Requirement:
Copy the listing below in full and skip every picture.

Rows:
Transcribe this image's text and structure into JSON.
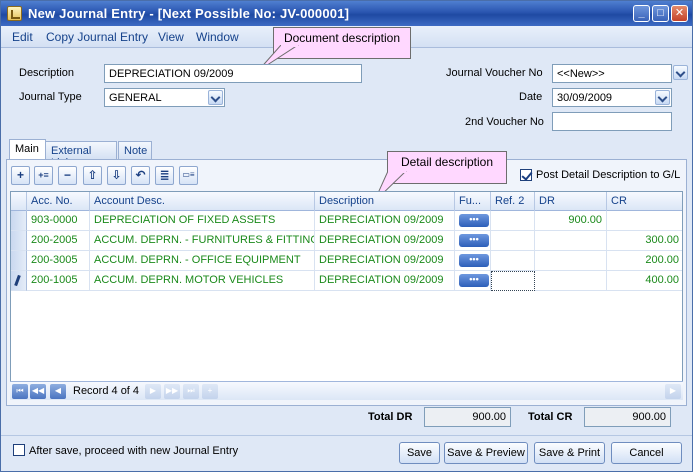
{
  "window": {
    "title": "New Journal Entry - [Next Possible No: JV-000001]",
    "controls": {
      "minimize": "_",
      "maximize": "□",
      "close": "✕"
    }
  },
  "menu": [
    "Edit",
    "Copy Journal Entry",
    "View",
    "Window"
  ],
  "callouts": {
    "document": "Document description",
    "detail": "Detail description"
  },
  "form": {
    "description_label": "Description",
    "description_value": "DEPRECIATION 09/2009",
    "journal_type_label": "Journal Type",
    "journal_type_value": "GENERAL",
    "voucher_label": "Journal Voucher No",
    "voucher_value": "<<New>>",
    "date_label": "Date",
    "date_value": "30/09/2009",
    "second_voucher_label": "2nd Voucher No",
    "second_voucher_value": ""
  },
  "tabs": [
    "Main",
    "External Link",
    "Note"
  ],
  "toolbar_icons": [
    "add-row-icon",
    "insert-row-icon",
    "delete-row-icon",
    "move-up-icon",
    "move-down-icon",
    "undo-icon",
    "list-icon",
    "detail-view-icon"
  ],
  "toolbar_glyphs": [
    "+",
    "+≡",
    "−",
    "⇧",
    "⇩",
    "↶",
    "≣",
    "▭≡"
  ],
  "post_detail": {
    "label": "Post Detail Description to G/L",
    "checked": true
  },
  "grid": {
    "columns": [
      "Acc. No.",
      "Account Desc.",
      "Description",
      "Fu...",
      "Ref. 2",
      "DR",
      "CR"
    ],
    "rows": [
      {
        "acc_no": "903-0000",
        "acc_desc": "DEPRECIATION OF FIXED ASSETS",
        "description": "DEPRECIATION 09/2009",
        "fu": "•••",
        "ref2": "",
        "dr": "900.00",
        "cr": ""
      },
      {
        "acc_no": "200-2005",
        "acc_desc": "ACCUM. DEPRN. - FURNITURES & FITTINGS",
        "description": "DEPRECIATION 09/2009",
        "fu": "•••",
        "ref2": "",
        "dr": "",
        "cr": "300.00"
      },
      {
        "acc_no": "200-3005",
        "acc_desc": "ACCUM. DEPRN. - OFFICE EQUIPMENT",
        "description": "DEPRECIATION 09/2009",
        "fu": "•••",
        "ref2": "",
        "dr": "",
        "cr": "200.00"
      },
      {
        "acc_no": "200-1005",
        "acc_desc": "ACCUM. DEPRN. MOTOR VEHICLES",
        "description": "DEPRECIATION 09/2009",
        "fu": "•••",
        "ref2": "",
        "dr": "",
        "cr": "400.00"
      }
    ]
  },
  "navigator": {
    "record_text": "Record 4 of 4",
    "glyphs": {
      "first_first": "⏮",
      "first": "◀◀",
      "prev": "◀",
      "next": "▶",
      "next_page": "▶▶",
      "last": "⏭",
      "add": "+"
    }
  },
  "totals": {
    "total_dr_label": "Total DR",
    "total_dr_value": "900.00",
    "total_cr_label": "Total CR",
    "total_cr_value": "900.00"
  },
  "footer": {
    "proceed_label": "After save, proceed with new Journal Entry",
    "proceed_checked": false,
    "save": "Save",
    "save_preview": "Save & Preview",
    "save_print": "Save & Print",
    "cancel": "Cancel"
  }
}
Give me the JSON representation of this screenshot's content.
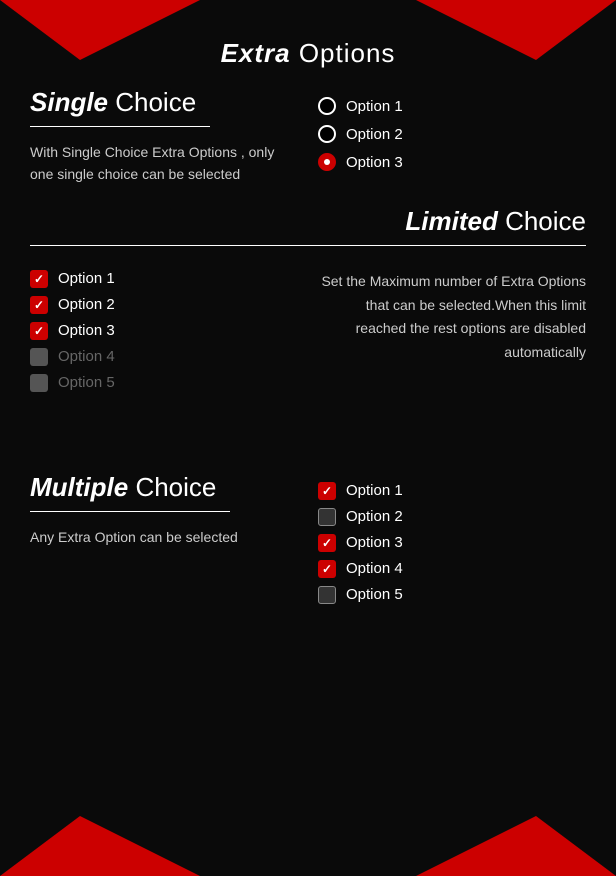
{
  "page": {
    "title_bold": "Extra",
    "title_normal": " Options"
  },
  "single_choice": {
    "heading_bold": "Single",
    "heading_normal": " Choice",
    "description": "With Single Choice Extra Options ,  only one single choice can be selected",
    "options": [
      {
        "label": "Option 1",
        "selected": false
      },
      {
        "label": "Option 2",
        "selected": false
      },
      {
        "label": "Option 3",
        "selected": true
      }
    ]
  },
  "limited_choice": {
    "heading_bold": "Limited",
    "heading_normal": " Choice",
    "description": "Set the Maximum number of Extra Options that can be selected.When this limit reached the rest options are disabled automatically",
    "options": [
      {
        "label": "Option 1",
        "checked": true,
        "disabled": false
      },
      {
        "label": "Option 2",
        "checked": true,
        "disabled": false
      },
      {
        "label": "Option 3",
        "checked": true,
        "disabled": false
      },
      {
        "label": "Option 4",
        "checked": false,
        "disabled": true
      },
      {
        "label": "Option 5",
        "checked": false,
        "disabled": true
      }
    ]
  },
  "multiple_choice": {
    "heading_bold": "Multiple",
    "heading_normal": " Choice",
    "description": "Any Extra Option can be selected",
    "options": [
      {
        "label": "Option 1",
        "checked": true,
        "disabled": false
      },
      {
        "label": "Option 2",
        "checked": false,
        "disabled": false
      },
      {
        "label": "Option 3",
        "checked": true,
        "disabled": false
      },
      {
        "label": "Option 4",
        "checked": true,
        "disabled": false
      },
      {
        "label": "Option 5",
        "checked": false,
        "disabled": false
      }
    ]
  }
}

Response below:
Transcribe this image's text and structure into JSON.
{
  "window": {
    "title": "New Journal Entry - [Next Possible No: JV-000001]",
    "controls": {
      "minimize": "_",
      "maximize": "□",
      "close": "✕"
    }
  },
  "menu": [
    "Edit",
    "Copy Journal Entry",
    "View",
    "Window"
  ],
  "callouts": {
    "document": "Document description",
    "detail": "Detail description"
  },
  "form": {
    "description_label": "Description",
    "description_value": "DEPRECIATION 09/2009",
    "journal_type_label": "Journal Type",
    "journal_type_value": "GENERAL",
    "voucher_label": "Journal Voucher No",
    "voucher_value": "<<New>>",
    "date_label": "Date",
    "date_value": "30/09/2009",
    "second_voucher_label": "2nd Voucher No",
    "second_voucher_value": ""
  },
  "tabs": [
    "Main",
    "External Link",
    "Note"
  ],
  "toolbar_icons": [
    "add-row-icon",
    "insert-row-icon",
    "delete-row-icon",
    "move-up-icon",
    "move-down-icon",
    "undo-icon",
    "list-icon",
    "detail-view-icon"
  ],
  "toolbar_glyphs": [
    "+",
    "+≡",
    "−",
    "⇧",
    "⇩",
    "↶",
    "≣",
    "▭≡"
  ],
  "post_detail": {
    "label": "Post Detail Description to G/L",
    "checked": true
  },
  "grid": {
    "columns": [
      "Acc. No.",
      "Account Desc.",
      "Description",
      "Fu...",
      "Ref. 2",
      "DR",
      "CR"
    ],
    "rows": [
      {
        "acc_no": "903-0000",
        "acc_desc": "DEPRECIATION OF FIXED ASSETS",
        "description": "DEPRECIATION 09/2009",
        "fu": "•••",
        "ref2": "",
        "dr": "900.00",
        "cr": ""
      },
      {
        "acc_no": "200-2005",
        "acc_desc": "ACCUM. DEPRN. - FURNITURES & FITTINGS",
        "description": "DEPRECIATION 09/2009",
        "fu": "•••",
        "ref2": "",
        "dr": "",
        "cr": "300.00"
      },
      {
        "acc_no": "200-3005",
        "acc_desc": "ACCUM. DEPRN. - OFFICE EQUIPMENT",
        "description": "DEPRECIATION 09/2009",
        "fu": "•••",
        "ref2": "",
        "dr": "",
        "cr": "200.00"
      },
      {
        "acc_no": "200-1005",
        "acc_desc": "ACCUM. DEPRN. MOTOR VEHICLES",
        "description": "DEPRECIATION 09/2009",
        "fu": "•••",
        "ref2": "",
        "dr": "",
        "cr": "400.00"
      }
    ]
  },
  "navigator": {
    "record_text": "Record 4 of 4",
    "glyphs": {
      "first_first": "⏮",
      "first": "◀◀",
      "prev": "◀",
      "next": "▶",
      "next_page": "▶▶",
      "last": "⏭",
      "add": "+"
    }
  },
  "totals": {
    "total_dr_label": "Total DR",
    "total_dr_value": "900.00",
    "total_cr_label": "Total CR",
    "total_cr_value": "900.00"
  },
  "footer": {
    "proceed_label": "After save, proceed with new Journal Entry",
    "proceed_checked": false,
    "save": "Save",
    "save_preview": "Save & Preview",
    "save_print": "Save & Print",
    "cancel": "Cancel"
  }
}
Give me the JSON representation of this screenshot's content.
{
  "page": {
    "title_bold": "Extra",
    "title_normal": " Options"
  },
  "single_choice": {
    "heading_bold": "Single",
    "heading_normal": " Choice",
    "description": "With Single Choice Extra Options ,  only one single choice can be selected",
    "options": [
      {
        "label": "Option 1",
        "selected": false
      },
      {
        "label": "Option 2",
        "selected": false
      },
      {
        "label": "Option 3",
        "selected": true
      }
    ]
  },
  "limited_choice": {
    "heading_bold": "Limited",
    "heading_normal": " Choice",
    "description": "Set the Maximum number of Extra Options that can be selected.When this limit reached the rest options are disabled automatically",
    "options": [
      {
        "label": "Option 1",
        "checked": true,
        "disabled": false
      },
      {
        "label": "Option 2",
        "checked": true,
        "disabled": false
      },
      {
        "label": "Option 3",
        "checked": true,
        "disabled": false
      },
      {
        "label": "Option 4",
        "checked": false,
        "disabled": true
      },
      {
        "label": "Option 5",
        "checked": false,
        "disabled": true
      }
    ]
  },
  "multiple_choice": {
    "heading_bold": "Multiple",
    "heading_normal": " Choice",
    "description": "Any Extra Option can be selected",
    "options": [
      {
        "label": "Option 1",
        "checked": true,
        "disabled": false
      },
      {
        "label": "Option 2",
        "checked": false,
        "disabled": false
      },
      {
        "label": "Option 3",
        "checked": true,
        "disabled": false
      },
      {
        "label": "Option 4",
        "checked": true,
        "disabled": false
      },
      {
        "label": "Option 5",
        "checked": false,
        "disabled": false
      }
    ]
  }
}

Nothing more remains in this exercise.